• **Task brief**: Omit the pictures, then write out every entry exactly as it reads.

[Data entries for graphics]
________________________________________

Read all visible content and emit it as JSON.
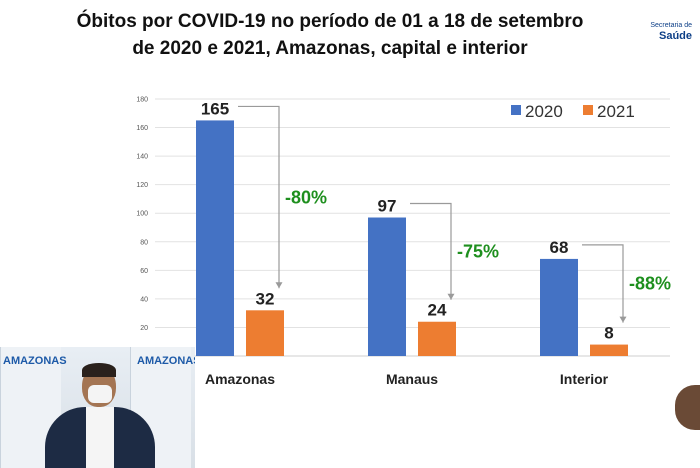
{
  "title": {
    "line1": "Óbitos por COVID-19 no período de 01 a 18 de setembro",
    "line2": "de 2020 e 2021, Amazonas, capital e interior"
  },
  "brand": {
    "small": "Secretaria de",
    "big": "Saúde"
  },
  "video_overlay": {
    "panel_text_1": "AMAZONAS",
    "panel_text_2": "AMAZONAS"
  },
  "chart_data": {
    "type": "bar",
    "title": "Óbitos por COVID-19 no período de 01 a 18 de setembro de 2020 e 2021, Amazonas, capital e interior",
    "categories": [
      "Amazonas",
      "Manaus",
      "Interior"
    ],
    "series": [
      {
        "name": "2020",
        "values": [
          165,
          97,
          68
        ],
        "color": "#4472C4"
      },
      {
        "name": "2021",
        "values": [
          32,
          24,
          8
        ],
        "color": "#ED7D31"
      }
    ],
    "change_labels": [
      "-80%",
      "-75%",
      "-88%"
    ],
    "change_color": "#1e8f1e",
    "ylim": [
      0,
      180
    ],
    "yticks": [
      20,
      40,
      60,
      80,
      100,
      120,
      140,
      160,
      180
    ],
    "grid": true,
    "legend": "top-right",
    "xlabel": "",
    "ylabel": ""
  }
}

________________________________________

• **Written response**:
Read all visible content and emit it as JSON.
{
  "title": {
    "line1": "Óbitos por COVID-19 no período de 01 a 18 de setembro",
    "line2": "de 2020 e 2021, Amazonas, capital e interior"
  },
  "brand": {
    "small": "Secretaria de",
    "big": "Saúde"
  },
  "video_overlay": {
    "panel_text_1": "AMAZONAS",
    "panel_text_2": "AMAZONAS"
  },
  "chart_data": {
    "type": "bar",
    "title": "Óbitos por COVID-19 no período de 01 a 18 de setembro de 2020 e 2021, Amazonas, capital e interior",
    "categories": [
      "Amazonas",
      "Manaus",
      "Interior"
    ],
    "series": [
      {
        "name": "2020",
        "values": [
          165,
          97,
          68
        ],
        "color": "#4472C4"
      },
      {
        "name": "2021",
        "values": [
          32,
          24,
          8
        ],
        "color": "#ED7D31"
      }
    ],
    "change_labels": [
      "-80%",
      "-75%",
      "-88%"
    ],
    "change_color": "#1e8f1e",
    "ylim": [
      0,
      180
    ],
    "yticks": [
      20,
      40,
      60,
      80,
      100,
      120,
      140,
      160,
      180
    ],
    "grid": true,
    "legend": "top-right",
    "xlabel": "",
    "ylabel": ""
  }
}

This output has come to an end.